## WORK TO COMPLETE
Only the lines from the one with "Give me the" through the final line should be given again, exactly as they appear, minus the pictures.

(A block of data)
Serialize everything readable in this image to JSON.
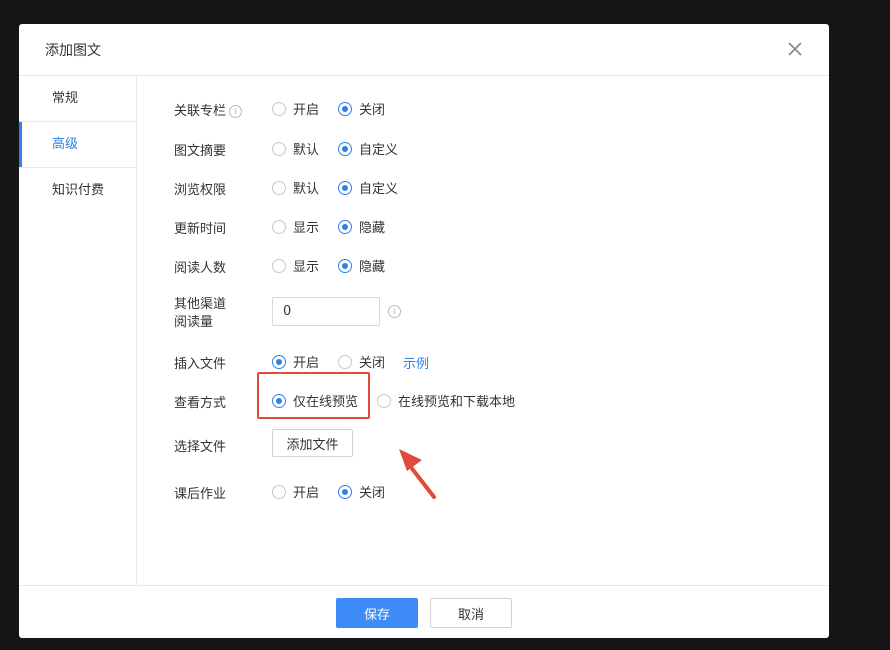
{
  "dialog": {
    "title": "添加图文",
    "close_icon": "close-icon"
  },
  "sidebar": {
    "tabs": [
      {
        "label": "常规",
        "active": false
      },
      {
        "label": "高级",
        "active": true
      },
      {
        "label": "知识付费",
        "active": false
      }
    ]
  },
  "form": {
    "column": {
      "label": "关联专栏",
      "options": [
        "开启",
        "关闭"
      ],
      "selected": "关闭",
      "info_icon": "info-icon"
    },
    "summary": {
      "label": "图文摘要",
      "options": [
        "默认",
        "自定义"
      ],
      "selected": "自定义"
    },
    "permission": {
      "label": "浏览权限",
      "options": [
        "默认",
        "自定义"
      ],
      "selected": "自定义"
    },
    "update_time": {
      "label": "更新时间",
      "options": [
        "显示",
        "隐藏"
      ],
      "selected": "隐藏"
    },
    "readers": {
      "label": "阅读人数",
      "options": [
        "显示",
        "隐藏"
      ],
      "selected": "隐藏"
    },
    "other_reads": {
      "label_line1": "其他渠道",
      "label_line2": "阅读量",
      "value": "0",
      "info_icon": "info-icon"
    },
    "insert_file": {
      "label": "插入文件",
      "options": [
        "开启",
        "关闭"
      ],
      "selected": "开启",
      "example_link": "示例"
    },
    "view_mode": {
      "label": "查看方式",
      "options": [
        "仅在线预览",
        "在线预览和下载本地"
      ],
      "selected": "仅在线预览"
    },
    "choose_file": {
      "label": "选择文件",
      "button": "添加文件"
    },
    "homework": {
      "label": "课后作业",
      "options": [
        "开启",
        "关闭"
      ],
      "selected": "关闭"
    }
  },
  "footer": {
    "save": "保存",
    "cancel": "取消"
  },
  "colors": {
    "accent": "#2f80ed",
    "primary_button": "#3e8bf7",
    "annotation_red": "#e04a3b"
  }
}
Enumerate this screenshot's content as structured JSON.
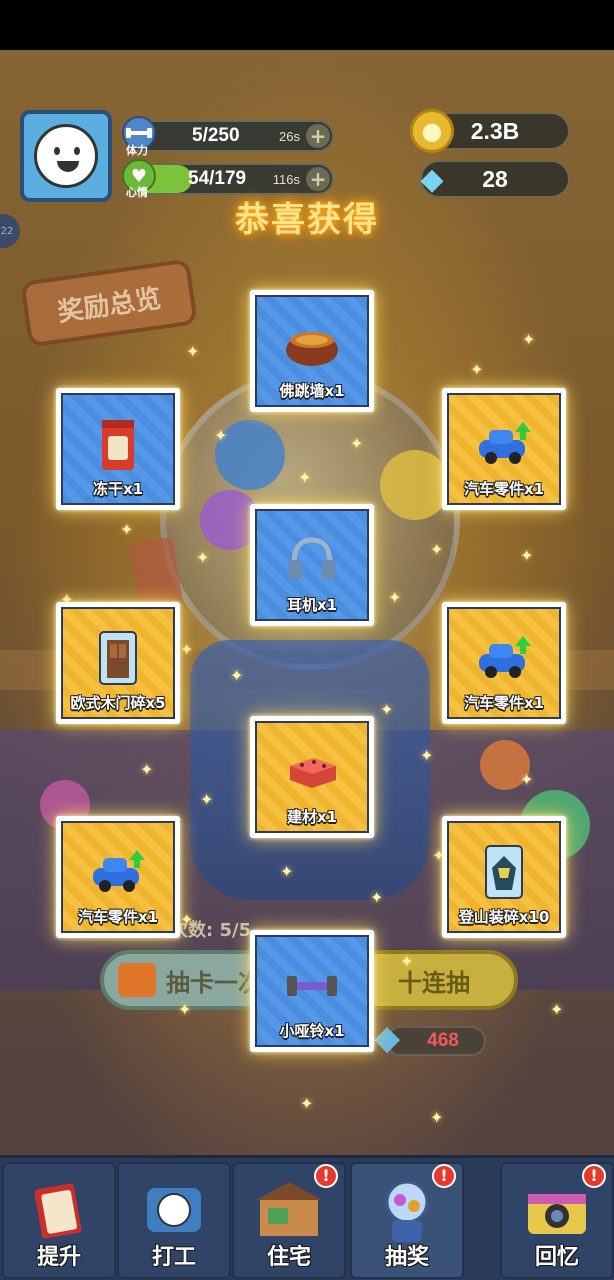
{
  "hud": {
    "stamina": {
      "label": "体力",
      "value": "5/250",
      "timer": "26s",
      "fill": 0.02
    },
    "mood": {
      "label": "心情",
      "value": "54/179",
      "timer": "116s",
      "fill": 0.3
    },
    "coins": "2.3B",
    "gems": "28",
    "side_tab": "22"
  },
  "overlay": {
    "title": "恭喜获得"
  },
  "background": {
    "overview_sign": "奖励总览",
    "draw_count_label": "次数: 5/5",
    "draw_one_label": "抽卡一次",
    "draw_ten_label": "十连抽",
    "gem_cost": "468"
  },
  "rewards": [
    {
      "label": "佛跳墙x1",
      "tier": "blue",
      "icon": "pot-icon"
    },
    {
      "label": "冻干x1",
      "tier": "blue",
      "icon": "snack-bag-icon"
    },
    {
      "label": "汽车零件x1",
      "tier": "gold",
      "icon": "car-part-icon"
    },
    {
      "label": "耳机x1",
      "tier": "blue",
      "icon": "headphones-icon"
    },
    {
      "label": "欧式木门碎x5",
      "tier": "gold",
      "icon": "door-fragment-icon"
    },
    {
      "label": "汽车零件x1",
      "tier": "gold",
      "icon": "car-part-icon"
    },
    {
      "label": "建材x1",
      "tier": "gold",
      "icon": "brick-icon"
    },
    {
      "label": "汽车零件x1",
      "tier": "gold",
      "icon": "car-part-icon"
    },
    {
      "label": "登山装碎x10",
      "tier": "gold",
      "icon": "climbing-gear-fragment-icon"
    },
    {
      "label": "小哑铃x1",
      "tier": "blue",
      "icon": "dumbbell-icon"
    }
  ],
  "nav": [
    {
      "label": "提升",
      "badge": "",
      "icon": "book-icon"
    },
    {
      "label": "打工",
      "badge": "",
      "icon": "work-tv-icon"
    },
    {
      "label": "住宅",
      "badge": "!",
      "icon": "house-icon"
    },
    {
      "label": "抽奖",
      "badge": "!",
      "icon": "gacha-machine-icon"
    },
    {
      "label": "回忆",
      "badge": "!",
      "icon": "camera-icon"
    }
  ],
  "colors": {
    "blue_card": "#4b8ee0",
    "gold_card": "#f0b52e",
    "title_glow": "#ffb020",
    "badge": "#e83a2c"
  }
}
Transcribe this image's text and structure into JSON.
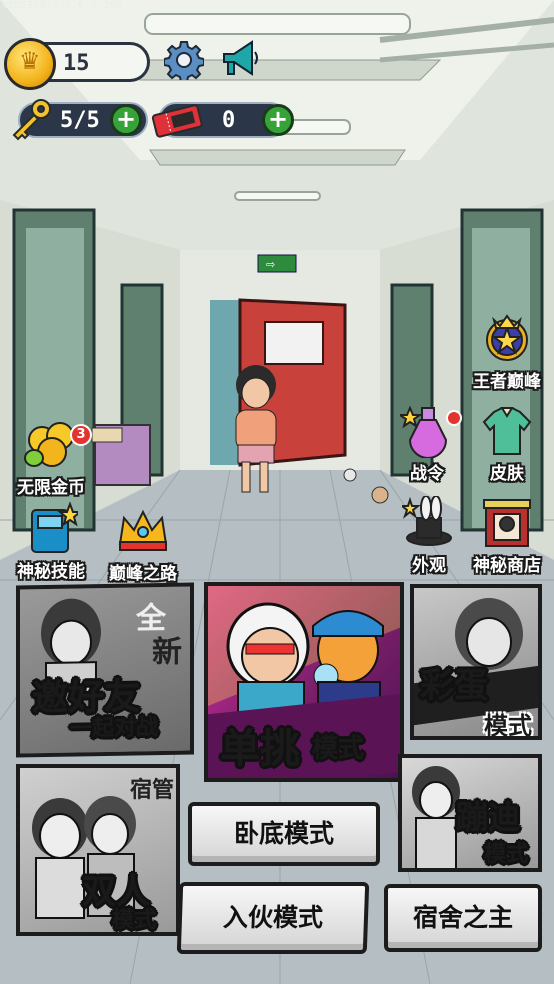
{
  "version_text": "VERSION:1.1.6.3.298",
  "hud": {
    "coins": "15",
    "keys": "5/5",
    "tickets": "0"
  },
  "icons": {
    "settings": "gear-icon",
    "announcement": "megaphone-icon"
  },
  "side_left": {
    "infinite_gold": {
      "label": "无限金币",
      "badge": "3"
    },
    "mystery_skill": {
      "label": "神秘技能"
    },
    "peak_road": {
      "label": "巅峰之路"
    }
  },
  "side_right": {
    "king_peak": {
      "label": "王者巅峰"
    },
    "battle_pass": {
      "label": "战令"
    },
    "skin": {
      "label": "皮肤"
    },
    "appearance": {
      "label": "外观"
    },
    "mystery_shop": {
      "label": "神秘商店"
    }
  },
  "modes": {
    "invite": {
      "title": "邀好友",
      "subtitle": "一起对战",
      "tag1": "全",
      "tag2": "新"
    },
    "solo": {
      "title": "单挑",
      "suffix": "模式"
    },
    "egg": {
      "title": "彩蛋",
      "suffix": "模式"
    },
    "duo": {
      "tag": "宿管",
      "title": "双人",
      "suffix": "模式"
    },
    "undercover": {
      "label": "卧底模式"
    },
    "disco": {
      "title": "蹦迪",
      "suffix": "模式"
    },
    "join": {
      "label": "入伙模式"
    },
    "master": {
      "label": "宿舍之主"
    }
  },
  "colors": {
    "accent_green": "#35a338",
    "solo_bg": "#7a1f6a",
    "door_red": "#c8413a"
  }
}
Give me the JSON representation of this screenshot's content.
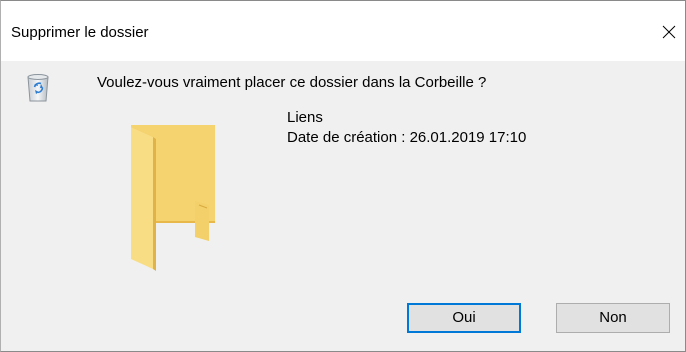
{
  "window": {
    "title": "Supprimer le dossier",
    "close_icon": "close-icon"
  },
  "dialog": {
    "question": "Voulez-vous vraiment placer ce dossier dans la Corbeille ?",
    "dialog_icon": "recycle-bin-icon",
    "item_icon": "folder-icon",
    "item": {
      "name": "Liens",
      "date": "Date de création : 26.01.2019 17:10"
    }
  },
  "buttons": {
    "yes_label": "Oui",
    "no_label": "Non"
  },
  "colors": {
    "default_button_border": "#0078d7",
    "folder": "#f8d775",
    "dialog_background": "#f0f0f0"
  }
}
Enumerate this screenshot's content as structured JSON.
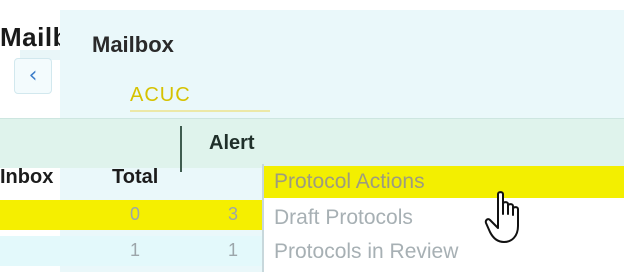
{
  "background_window": {
    "title": "Mailb",
    "back_icon": "chevron-left-icon"
  },
  "panel": {
    "title": "Mailbox",
    "accent_link": "ACUC"
  },
  "section": {
    "title": "Alert"
  },
  "table": {
    "columns": [
      "Inbox",
      "Total"
    ],
    "rows": [
      {
        "inbox": "",
        "total": "0",
        "extra": "3"
      },
      {
        "inbox": "",
        "total": "1",
        "extra": "1"
      }
    ]
  },
  "menu": {
    "items": [
      {
        "label": "Protocol Actions",
        "active": true
      },
      {
        "label": "Draft Protocols",
        "active": false
      },
      {
        "label": "Protocols in Review",
        "active": false
      }
    ]
  },
  "colors": {
    "highlight": "#f3ef00",
    "panel_bg": "#eaf8fa",
    "accent": "#d6c200"
  },
  "cursor_icon": "hand-pointer-icon"
}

## RESULT OF THE TASK
Give me the JSON representation of this screenshot's content.
{
  "window": {
    "title": "Supprimer le dossier",
    "close_icon": "close-icon"
  },
  "dialog": {
    "question": "Voulez-vous vraiment placer ce dossier dans la Corbeille ?",
    "dialog_icon": "recycle-bin-icon",
    "item_icon": "folder-icon",
    "item": {
      "name": "Liens",
      "date": "Date de création : 26.01.2019 17:10"
    }
  },
  "buttons": {
    "yes_label": "Oui",
    "no_label": "Non"
  },
  "colors": {
    "default_button_border": "#0078d7",
    "folder": "#f8d775",
    "dialog_background": "#f0f0f0"
  }
}
Enumerate this screenshot's content as structured JSON.
{
  "background_window": {
    "title": "Mailb",
    "back_icon": "chevron-left-icon"
  },
  "panel": {
    "title": "Mailbox",
    "accent_link": "ACUC"
  },
  "section": {
    "title": "Alert"
  },
  "table": {
    "columns": [
      "Inbox",
      "Total"
    ],
    "rows": [
      {
        "inbox": "",
        "total": "0",
        "extra": "3"
      },
      {
        "inbox": "",
        "total": "1",
        "extra": "1"
      }
    ]
  },
  "menu": {
    "items": [
      {
        "label": "Protocol Actions",
        "active": true
      },
      {
        "label": "Draft Protocols",
        "active": false
      },
      {
        "label": "Protocols in Review",
        "active": false
      }
    ]
  },
  "colors": {
    "highlight": "#f3ef00",
    "panel_bg": "#eaf8fa",
    "accent": "#d6c200"
  },
  "cursor_icon": "hand-pointer-icon"
}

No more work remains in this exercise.